--- START DATA FOR THE TASK ---

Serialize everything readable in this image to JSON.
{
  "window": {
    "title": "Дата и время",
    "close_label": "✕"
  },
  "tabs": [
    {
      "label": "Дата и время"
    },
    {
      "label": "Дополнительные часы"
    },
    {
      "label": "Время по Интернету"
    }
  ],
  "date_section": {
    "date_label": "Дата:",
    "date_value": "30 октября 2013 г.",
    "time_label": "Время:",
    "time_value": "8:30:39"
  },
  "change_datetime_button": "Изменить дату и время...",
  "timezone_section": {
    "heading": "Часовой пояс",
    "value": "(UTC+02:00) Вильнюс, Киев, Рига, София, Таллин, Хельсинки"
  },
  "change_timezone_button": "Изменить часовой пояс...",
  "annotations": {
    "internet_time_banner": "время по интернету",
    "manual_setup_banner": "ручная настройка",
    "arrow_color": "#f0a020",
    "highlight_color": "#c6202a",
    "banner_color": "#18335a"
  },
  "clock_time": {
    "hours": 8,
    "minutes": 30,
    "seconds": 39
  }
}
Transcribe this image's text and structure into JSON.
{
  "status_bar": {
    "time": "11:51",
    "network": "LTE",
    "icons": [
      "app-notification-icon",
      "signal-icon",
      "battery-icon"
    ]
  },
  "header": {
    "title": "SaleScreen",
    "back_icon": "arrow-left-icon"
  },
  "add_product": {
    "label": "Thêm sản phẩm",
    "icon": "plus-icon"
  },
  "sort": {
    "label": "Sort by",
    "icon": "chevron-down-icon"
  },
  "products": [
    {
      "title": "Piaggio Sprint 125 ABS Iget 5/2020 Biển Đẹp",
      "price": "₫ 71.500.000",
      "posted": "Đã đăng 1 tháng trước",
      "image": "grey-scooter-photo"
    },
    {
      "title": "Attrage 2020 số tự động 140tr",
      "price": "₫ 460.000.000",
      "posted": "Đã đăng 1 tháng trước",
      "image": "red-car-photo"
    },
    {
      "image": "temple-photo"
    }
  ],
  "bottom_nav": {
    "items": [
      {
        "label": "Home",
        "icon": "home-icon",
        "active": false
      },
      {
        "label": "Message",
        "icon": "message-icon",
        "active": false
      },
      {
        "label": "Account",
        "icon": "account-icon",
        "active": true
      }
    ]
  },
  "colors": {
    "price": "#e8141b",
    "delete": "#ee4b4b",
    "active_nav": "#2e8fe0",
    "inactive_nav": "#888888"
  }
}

--- END DATA FOR THE TASK ---

PROBLEM DESCRIPTION -> Repeat each record exactly. Omit nothing.

RESULT OF THE TASK ->
Serialize everything readable in this image to JSON.
{
  "window": {
    "title": "Дата и время",
    "close_label": "✕"
  },
  "tabs": [
    {
      "label": "Дата и время"
    },
    {
      "label": "Дополнительные часы"
    },
    {
      "label": "Время по Интернету"
    }
  ],
  "date_section": {
    "date_label": "Дата:",
    "date_value": "30 октября 2013 г.",
    "time_label": "Время:",
    "time_value": "8:30:39"
  },
  "change_datetime_button": "Изменить дату и время...",
  "timezone_section": {
    "heading": "Часовой пояс",
    "value": "(UTC+02:00) Вильнюс, Киев, Рига, София, Таллин, Хельсинки"
  },
  "change_timezone_button": "Изменить часовой пояс...",
  "annotations": {
    "internet_time_banner": "время по интернету",
    "manual_setup_banner": "ручная настройка",
    "arrow_color": "#f0a020",
    "highlight_color": "#c6202a",
    "banner_color": "#18335a"
  },
  "clock_time": {
    "hours": 8,
    "minutes": 30,
    "seconds": 39
  }
}
Transcribe this image's text and structure into JSON.
{
  "status_bar": {
    "time": "11:51",
    "network": "LTE",
    "icons": [
      "app-notification-icon",
      "signal-icon",
      "battery-icon"
    ]
  },
  "header": {
    "title": "SaleScreen",
    "back_icon": "arrow-left-icon"
  },
  "add_product": {
    "label": "Thêm sản phẩm",
    "icon": "plus-icon"
  },
  "sort": {
    "label": "Sort by",
    "icon": "chevron-down-icon"
  },
  "products": [
    {
      "title": "Piaggio Sprint 125 ABS Iget 5/2020 Biển Đẹp",
      "price": "₫ 71.500.000",
      "posted": "Đã đăng 1 tháng trước",
      "image": "grey-scooter-photo"
    },
    {
      "title": "Attrage 2020 số tự động 140tr",
      "price": "₫ 460.000.000",
      "posted": "Đã đăng 1 tháng trước",
      "image": "red-car-photo"
    },
    {
      "image": "temple-photo"
    }
  ],
  "bottom_nav": {
    "items": [
      {
        "label": "Home",
        "icon": "home-icon",
        "active": false
      },
      {
        "label": "Message",
        "icon": "message-icon",
        "active": false
      },
      {
        "label": "Account",
        "icon": "account-icon",
        "active": true
      }
    ]
  },
  "colors": {
    "price": "#e8141b",
    "delete": "#ee4b4b",
    "active_nav": "#2e8fe0",
    "inactive_nav": "#888888"
  }
}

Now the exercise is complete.